#### [GIVEN REQUEST]
Scan the listing that follows and report how many lines contain "surface". Write the number alone.

#### [RECORDS FOR THIS TASK]
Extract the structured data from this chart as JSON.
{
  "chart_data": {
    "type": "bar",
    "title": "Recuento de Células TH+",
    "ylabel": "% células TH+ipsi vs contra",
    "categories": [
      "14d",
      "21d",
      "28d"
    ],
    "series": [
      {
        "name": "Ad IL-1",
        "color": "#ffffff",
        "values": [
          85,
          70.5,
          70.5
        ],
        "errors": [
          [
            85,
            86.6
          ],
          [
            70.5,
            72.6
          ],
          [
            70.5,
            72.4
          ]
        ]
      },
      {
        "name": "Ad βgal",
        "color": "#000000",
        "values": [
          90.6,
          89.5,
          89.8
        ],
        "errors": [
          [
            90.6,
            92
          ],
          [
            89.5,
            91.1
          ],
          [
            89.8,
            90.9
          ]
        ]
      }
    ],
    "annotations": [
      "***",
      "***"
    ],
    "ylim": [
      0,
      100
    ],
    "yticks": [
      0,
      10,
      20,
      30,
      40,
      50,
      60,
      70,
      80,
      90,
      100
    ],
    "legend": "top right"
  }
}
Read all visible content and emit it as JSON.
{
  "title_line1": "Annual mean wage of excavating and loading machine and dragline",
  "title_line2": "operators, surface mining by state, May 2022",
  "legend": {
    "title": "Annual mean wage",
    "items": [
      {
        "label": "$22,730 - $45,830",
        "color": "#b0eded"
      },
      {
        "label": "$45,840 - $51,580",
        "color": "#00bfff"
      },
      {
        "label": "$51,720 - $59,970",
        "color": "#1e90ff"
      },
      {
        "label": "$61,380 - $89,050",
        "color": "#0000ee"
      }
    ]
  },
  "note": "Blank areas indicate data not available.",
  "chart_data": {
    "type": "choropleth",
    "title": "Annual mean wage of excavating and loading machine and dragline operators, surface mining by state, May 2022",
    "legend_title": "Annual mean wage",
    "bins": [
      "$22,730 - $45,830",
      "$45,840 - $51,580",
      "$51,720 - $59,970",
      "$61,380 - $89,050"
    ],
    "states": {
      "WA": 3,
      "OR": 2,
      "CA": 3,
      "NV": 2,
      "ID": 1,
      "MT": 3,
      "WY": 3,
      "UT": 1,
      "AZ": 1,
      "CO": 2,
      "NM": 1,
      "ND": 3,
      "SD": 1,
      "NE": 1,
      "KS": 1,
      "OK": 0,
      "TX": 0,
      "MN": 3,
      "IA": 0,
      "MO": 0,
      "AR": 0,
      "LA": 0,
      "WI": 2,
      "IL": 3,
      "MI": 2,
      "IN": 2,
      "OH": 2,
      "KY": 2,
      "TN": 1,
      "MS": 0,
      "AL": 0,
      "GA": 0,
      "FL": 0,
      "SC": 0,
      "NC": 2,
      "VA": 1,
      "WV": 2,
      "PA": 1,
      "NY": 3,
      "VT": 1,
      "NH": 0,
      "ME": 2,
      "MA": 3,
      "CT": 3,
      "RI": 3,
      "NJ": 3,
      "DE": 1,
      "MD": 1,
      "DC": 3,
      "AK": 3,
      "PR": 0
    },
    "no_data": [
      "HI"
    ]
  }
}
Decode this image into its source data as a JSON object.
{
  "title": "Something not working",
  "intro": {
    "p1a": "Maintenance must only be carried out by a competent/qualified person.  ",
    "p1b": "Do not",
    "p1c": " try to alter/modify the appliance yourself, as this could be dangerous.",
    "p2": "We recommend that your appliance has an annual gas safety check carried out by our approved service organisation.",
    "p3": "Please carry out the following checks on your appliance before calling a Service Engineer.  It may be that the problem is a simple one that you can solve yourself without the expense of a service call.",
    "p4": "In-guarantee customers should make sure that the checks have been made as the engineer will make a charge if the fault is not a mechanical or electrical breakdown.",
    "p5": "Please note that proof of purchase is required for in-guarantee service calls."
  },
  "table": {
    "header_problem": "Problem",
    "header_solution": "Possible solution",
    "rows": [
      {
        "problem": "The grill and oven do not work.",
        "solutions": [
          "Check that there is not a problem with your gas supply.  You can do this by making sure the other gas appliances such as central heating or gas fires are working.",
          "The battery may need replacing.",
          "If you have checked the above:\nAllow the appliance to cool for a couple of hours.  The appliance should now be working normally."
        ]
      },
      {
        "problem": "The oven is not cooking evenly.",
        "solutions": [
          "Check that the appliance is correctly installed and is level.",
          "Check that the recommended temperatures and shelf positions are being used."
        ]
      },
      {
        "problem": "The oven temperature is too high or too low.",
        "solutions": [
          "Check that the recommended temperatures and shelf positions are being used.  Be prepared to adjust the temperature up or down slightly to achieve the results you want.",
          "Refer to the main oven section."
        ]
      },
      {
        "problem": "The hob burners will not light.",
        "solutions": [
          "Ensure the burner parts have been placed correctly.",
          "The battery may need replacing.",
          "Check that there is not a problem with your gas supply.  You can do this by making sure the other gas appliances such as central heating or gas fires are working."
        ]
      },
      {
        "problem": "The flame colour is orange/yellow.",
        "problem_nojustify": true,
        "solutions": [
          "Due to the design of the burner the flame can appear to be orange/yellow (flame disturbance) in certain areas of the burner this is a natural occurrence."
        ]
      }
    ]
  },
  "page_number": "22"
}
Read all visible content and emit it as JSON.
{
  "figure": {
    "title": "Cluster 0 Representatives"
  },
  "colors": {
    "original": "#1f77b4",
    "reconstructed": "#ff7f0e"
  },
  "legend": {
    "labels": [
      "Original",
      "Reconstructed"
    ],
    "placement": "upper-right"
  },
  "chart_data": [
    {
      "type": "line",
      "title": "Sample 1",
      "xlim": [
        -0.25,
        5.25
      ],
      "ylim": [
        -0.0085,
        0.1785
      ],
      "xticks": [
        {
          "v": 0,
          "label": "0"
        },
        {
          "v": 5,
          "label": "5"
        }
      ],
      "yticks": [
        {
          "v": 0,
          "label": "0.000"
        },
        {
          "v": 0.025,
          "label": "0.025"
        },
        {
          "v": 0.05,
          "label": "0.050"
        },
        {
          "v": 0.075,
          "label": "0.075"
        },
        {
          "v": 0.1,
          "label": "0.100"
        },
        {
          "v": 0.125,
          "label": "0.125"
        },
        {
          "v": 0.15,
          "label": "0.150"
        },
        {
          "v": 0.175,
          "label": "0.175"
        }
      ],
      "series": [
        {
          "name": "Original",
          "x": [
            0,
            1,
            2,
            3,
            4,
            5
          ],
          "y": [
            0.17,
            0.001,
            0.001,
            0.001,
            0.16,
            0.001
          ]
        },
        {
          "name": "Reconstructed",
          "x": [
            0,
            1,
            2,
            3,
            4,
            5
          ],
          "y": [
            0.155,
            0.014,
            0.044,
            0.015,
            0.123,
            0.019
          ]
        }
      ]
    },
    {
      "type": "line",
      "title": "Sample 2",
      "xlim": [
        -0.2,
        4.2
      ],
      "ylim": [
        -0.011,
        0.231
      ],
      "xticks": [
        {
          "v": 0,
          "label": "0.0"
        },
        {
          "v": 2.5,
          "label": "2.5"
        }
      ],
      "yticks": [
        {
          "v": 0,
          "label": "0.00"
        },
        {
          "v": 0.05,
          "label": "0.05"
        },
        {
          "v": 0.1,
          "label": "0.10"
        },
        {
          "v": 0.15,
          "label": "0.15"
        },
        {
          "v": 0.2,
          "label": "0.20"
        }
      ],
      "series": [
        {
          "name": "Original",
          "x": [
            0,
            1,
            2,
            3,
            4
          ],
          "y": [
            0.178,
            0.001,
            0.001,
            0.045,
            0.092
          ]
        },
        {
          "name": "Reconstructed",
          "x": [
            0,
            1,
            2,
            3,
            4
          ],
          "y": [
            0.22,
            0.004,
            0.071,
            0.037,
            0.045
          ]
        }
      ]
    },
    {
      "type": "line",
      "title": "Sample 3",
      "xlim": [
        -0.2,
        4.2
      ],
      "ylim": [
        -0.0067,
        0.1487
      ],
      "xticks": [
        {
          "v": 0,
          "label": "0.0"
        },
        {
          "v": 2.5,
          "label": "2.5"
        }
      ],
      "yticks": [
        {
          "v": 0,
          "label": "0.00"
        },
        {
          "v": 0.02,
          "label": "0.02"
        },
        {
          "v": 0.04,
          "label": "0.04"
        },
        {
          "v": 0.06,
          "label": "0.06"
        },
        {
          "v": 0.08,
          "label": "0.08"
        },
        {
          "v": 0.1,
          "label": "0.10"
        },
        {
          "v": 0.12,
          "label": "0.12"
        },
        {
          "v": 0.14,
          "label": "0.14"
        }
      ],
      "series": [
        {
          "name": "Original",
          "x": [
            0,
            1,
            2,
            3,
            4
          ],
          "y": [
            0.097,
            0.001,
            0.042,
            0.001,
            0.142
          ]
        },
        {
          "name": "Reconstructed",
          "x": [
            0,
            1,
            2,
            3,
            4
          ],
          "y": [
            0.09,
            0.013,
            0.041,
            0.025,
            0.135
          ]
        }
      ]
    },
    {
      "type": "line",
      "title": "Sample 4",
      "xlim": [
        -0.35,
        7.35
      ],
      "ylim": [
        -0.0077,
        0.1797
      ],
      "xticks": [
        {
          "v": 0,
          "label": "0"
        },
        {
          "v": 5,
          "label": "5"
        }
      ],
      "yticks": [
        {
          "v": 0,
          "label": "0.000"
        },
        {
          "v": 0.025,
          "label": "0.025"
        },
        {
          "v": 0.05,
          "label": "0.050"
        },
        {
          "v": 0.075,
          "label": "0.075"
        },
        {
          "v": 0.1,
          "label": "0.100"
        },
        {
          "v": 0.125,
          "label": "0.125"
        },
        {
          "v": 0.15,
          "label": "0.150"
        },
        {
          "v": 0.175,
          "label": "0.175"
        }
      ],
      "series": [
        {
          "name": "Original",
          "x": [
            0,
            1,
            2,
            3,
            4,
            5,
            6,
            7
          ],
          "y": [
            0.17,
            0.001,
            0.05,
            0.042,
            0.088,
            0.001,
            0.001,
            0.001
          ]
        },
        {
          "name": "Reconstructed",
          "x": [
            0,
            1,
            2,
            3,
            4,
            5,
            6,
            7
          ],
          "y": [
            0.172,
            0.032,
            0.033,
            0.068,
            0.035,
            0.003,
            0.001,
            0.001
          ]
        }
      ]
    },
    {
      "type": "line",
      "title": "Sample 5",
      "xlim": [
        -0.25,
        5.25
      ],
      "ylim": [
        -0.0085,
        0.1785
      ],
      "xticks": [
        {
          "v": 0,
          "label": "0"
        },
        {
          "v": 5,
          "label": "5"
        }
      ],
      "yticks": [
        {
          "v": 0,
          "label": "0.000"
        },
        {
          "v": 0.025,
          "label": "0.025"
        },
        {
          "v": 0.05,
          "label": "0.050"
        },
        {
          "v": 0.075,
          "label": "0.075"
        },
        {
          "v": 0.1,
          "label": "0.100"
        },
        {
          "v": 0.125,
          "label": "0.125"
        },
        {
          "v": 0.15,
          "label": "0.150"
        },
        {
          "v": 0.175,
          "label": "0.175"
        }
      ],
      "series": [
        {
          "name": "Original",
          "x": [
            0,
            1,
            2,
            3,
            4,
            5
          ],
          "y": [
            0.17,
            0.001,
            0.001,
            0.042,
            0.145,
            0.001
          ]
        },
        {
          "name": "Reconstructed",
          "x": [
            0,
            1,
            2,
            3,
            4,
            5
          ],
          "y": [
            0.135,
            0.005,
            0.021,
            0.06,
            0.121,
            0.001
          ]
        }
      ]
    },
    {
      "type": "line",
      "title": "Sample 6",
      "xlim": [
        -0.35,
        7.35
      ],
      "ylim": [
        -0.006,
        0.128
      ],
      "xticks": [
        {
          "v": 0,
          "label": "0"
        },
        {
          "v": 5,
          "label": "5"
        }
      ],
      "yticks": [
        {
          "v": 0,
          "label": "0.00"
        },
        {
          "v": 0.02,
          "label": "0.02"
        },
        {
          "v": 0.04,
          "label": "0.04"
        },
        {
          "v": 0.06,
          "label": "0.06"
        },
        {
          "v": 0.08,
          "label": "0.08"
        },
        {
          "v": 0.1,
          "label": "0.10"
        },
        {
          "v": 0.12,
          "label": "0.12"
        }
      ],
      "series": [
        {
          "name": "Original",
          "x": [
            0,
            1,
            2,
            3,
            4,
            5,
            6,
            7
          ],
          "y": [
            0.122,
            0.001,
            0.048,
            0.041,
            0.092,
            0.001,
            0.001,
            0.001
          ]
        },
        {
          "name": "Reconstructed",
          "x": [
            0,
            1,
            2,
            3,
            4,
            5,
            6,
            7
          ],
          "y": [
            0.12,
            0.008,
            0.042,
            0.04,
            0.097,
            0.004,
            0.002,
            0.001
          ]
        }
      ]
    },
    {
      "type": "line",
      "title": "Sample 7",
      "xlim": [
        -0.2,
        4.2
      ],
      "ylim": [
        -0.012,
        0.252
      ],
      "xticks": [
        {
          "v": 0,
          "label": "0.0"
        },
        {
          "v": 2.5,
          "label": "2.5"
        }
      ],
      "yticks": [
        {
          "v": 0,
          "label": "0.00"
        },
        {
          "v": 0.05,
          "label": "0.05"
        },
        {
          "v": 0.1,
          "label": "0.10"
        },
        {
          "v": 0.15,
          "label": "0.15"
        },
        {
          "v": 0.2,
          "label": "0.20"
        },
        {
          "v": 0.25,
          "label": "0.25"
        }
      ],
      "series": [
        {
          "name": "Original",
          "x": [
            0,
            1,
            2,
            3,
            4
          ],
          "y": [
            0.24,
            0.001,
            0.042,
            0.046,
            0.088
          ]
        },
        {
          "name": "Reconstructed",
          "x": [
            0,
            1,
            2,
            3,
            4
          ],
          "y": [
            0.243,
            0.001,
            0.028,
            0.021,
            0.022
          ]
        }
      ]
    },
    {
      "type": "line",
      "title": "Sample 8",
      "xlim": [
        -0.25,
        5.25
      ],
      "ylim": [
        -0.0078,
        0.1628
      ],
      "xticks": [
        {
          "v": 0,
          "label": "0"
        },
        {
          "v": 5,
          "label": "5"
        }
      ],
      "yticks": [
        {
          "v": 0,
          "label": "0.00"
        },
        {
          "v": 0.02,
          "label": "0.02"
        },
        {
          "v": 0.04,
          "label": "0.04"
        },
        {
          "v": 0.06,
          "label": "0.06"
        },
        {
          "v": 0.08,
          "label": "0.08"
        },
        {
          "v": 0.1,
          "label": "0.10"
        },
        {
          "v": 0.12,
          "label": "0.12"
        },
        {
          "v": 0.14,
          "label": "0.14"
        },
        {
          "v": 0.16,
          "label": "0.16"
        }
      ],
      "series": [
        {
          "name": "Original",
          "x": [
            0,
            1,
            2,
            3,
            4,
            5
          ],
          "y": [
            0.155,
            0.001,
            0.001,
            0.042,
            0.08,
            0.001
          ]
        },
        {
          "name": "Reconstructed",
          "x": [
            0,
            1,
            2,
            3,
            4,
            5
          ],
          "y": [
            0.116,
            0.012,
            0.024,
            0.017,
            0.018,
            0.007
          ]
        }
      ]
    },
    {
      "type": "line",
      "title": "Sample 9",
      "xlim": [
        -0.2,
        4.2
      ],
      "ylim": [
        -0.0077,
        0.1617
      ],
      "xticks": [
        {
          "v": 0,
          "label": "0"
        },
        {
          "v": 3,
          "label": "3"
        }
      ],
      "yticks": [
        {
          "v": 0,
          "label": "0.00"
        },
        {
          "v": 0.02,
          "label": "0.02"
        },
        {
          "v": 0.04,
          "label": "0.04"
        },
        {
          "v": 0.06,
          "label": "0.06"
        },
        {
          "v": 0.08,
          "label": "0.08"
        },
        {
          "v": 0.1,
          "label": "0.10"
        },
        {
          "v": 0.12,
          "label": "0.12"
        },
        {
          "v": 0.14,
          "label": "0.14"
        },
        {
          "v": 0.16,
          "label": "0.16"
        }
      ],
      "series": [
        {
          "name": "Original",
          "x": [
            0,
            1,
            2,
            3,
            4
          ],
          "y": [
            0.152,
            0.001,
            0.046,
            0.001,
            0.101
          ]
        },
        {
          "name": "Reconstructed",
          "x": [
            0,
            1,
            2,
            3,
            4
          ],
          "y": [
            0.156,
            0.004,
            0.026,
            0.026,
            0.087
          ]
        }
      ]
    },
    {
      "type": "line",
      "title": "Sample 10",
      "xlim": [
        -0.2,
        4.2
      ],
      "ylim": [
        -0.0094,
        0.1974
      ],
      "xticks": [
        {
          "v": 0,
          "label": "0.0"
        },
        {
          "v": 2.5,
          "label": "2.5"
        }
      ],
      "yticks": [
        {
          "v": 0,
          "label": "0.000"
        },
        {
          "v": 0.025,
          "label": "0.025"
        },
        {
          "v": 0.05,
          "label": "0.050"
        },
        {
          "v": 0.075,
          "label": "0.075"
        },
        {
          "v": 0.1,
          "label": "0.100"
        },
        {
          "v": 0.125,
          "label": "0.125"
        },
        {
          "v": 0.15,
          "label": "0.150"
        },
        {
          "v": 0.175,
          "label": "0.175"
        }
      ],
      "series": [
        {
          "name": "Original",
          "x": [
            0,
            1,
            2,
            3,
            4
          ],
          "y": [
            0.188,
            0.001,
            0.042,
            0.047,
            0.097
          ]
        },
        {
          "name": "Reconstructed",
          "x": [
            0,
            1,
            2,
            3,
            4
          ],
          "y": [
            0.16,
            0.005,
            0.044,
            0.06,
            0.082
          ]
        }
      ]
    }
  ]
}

#### [RESULT]
2